Start
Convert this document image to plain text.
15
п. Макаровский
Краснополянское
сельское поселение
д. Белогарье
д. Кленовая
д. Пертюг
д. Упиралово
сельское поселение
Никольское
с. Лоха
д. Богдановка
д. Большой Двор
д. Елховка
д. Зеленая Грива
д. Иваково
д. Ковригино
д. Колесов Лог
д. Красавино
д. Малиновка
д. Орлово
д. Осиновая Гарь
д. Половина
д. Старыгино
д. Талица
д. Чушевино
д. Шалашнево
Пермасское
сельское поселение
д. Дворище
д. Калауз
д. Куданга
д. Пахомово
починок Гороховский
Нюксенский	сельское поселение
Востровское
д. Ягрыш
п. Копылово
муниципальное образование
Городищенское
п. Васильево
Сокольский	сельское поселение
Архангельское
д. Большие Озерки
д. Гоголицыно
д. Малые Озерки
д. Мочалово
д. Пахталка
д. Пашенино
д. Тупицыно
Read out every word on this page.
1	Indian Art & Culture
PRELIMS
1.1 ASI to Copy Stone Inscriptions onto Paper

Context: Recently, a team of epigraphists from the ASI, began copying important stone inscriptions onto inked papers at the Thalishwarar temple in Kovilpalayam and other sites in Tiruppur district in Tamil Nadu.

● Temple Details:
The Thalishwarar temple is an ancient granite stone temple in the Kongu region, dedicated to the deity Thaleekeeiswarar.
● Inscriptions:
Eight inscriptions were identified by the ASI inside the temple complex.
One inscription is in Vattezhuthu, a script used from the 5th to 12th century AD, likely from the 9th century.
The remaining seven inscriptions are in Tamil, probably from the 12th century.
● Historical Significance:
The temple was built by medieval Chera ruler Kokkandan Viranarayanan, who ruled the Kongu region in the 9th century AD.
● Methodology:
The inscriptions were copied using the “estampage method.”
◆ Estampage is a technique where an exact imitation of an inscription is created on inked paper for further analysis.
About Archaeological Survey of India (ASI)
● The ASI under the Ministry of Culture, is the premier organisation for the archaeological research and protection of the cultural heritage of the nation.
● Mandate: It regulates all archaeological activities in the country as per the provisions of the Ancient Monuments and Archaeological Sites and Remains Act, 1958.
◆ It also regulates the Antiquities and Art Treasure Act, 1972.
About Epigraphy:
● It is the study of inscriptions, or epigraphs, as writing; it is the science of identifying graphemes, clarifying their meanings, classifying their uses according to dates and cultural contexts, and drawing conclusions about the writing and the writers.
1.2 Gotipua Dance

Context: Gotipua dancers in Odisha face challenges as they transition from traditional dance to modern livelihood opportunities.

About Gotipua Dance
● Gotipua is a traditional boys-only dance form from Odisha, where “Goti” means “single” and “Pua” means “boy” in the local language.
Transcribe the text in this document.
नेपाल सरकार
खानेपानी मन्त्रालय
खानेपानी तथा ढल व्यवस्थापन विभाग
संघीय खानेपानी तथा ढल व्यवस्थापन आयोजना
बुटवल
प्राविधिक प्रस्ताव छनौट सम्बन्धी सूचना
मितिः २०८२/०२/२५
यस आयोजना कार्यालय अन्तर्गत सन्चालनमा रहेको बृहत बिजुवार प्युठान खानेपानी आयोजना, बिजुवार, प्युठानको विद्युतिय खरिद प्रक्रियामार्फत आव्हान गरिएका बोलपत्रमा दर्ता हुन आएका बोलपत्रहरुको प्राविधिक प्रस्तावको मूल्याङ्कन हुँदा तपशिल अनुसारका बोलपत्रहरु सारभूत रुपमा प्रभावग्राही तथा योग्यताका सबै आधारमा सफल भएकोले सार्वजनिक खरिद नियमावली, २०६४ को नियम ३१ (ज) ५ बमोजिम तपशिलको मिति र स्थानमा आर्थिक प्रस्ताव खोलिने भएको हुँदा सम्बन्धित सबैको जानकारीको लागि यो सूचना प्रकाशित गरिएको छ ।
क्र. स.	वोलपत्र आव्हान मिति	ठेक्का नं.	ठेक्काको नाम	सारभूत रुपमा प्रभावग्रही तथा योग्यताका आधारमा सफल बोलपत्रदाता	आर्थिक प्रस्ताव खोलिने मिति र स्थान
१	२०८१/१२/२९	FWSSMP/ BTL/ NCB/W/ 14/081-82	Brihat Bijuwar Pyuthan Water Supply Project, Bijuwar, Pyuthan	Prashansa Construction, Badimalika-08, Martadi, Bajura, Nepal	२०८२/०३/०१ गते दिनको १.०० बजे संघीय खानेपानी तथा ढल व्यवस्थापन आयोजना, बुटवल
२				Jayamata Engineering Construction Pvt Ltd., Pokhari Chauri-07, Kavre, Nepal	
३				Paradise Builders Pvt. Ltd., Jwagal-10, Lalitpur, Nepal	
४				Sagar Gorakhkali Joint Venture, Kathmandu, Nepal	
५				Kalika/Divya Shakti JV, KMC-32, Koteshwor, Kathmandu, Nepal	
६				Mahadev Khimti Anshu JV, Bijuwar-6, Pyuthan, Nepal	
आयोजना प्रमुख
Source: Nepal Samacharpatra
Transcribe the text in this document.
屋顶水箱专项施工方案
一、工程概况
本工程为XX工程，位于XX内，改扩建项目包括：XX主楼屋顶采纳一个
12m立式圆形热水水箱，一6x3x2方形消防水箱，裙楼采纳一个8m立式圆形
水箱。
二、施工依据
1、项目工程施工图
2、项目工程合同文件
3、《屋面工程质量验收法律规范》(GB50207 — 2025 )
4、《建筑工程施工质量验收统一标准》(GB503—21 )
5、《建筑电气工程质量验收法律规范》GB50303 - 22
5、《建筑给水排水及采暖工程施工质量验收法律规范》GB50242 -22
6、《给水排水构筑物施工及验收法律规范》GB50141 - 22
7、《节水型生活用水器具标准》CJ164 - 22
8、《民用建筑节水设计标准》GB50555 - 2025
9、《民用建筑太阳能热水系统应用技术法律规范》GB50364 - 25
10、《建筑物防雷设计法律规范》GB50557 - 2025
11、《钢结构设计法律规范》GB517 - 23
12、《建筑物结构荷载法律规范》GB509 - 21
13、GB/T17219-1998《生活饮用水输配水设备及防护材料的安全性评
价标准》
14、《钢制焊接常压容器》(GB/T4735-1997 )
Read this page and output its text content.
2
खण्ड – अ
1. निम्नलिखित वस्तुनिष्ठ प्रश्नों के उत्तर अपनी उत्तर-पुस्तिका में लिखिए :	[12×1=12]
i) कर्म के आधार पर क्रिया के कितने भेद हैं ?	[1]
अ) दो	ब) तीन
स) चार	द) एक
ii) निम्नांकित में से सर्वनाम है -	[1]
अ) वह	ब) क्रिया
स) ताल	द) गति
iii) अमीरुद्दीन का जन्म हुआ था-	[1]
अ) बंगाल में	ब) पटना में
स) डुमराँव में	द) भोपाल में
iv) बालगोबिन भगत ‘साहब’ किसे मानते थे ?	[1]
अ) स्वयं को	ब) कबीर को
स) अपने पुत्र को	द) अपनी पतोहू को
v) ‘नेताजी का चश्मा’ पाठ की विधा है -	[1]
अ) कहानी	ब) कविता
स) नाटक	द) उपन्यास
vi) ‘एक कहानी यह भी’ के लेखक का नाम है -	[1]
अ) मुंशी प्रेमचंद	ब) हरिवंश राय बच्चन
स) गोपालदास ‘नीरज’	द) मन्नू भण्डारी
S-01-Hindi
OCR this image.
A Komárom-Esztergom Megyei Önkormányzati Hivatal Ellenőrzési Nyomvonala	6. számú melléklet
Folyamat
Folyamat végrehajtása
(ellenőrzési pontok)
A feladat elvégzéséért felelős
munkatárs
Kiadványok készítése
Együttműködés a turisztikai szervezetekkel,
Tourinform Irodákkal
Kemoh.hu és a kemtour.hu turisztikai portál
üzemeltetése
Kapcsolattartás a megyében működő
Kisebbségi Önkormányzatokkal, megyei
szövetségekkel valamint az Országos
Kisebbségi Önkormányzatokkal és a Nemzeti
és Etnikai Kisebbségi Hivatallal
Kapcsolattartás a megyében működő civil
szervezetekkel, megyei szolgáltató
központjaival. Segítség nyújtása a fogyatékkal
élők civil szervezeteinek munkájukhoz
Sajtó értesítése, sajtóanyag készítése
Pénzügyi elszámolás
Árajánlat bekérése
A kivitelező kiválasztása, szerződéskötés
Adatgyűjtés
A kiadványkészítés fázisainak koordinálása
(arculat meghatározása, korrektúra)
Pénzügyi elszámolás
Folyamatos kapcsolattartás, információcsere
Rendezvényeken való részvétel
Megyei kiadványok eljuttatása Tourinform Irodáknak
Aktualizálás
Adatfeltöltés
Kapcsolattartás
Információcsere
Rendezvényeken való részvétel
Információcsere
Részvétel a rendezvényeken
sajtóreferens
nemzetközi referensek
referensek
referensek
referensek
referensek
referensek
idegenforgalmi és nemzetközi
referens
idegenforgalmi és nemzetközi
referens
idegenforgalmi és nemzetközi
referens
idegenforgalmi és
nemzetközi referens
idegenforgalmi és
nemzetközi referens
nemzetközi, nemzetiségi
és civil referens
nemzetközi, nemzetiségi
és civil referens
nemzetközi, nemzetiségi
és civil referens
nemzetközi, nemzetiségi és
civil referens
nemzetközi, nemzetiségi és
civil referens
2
End
§ **Set task**: Look through the entries and work out how many lines have the word "Kathmandu" in them; reply with that number only.

§ **Complete answer**: 2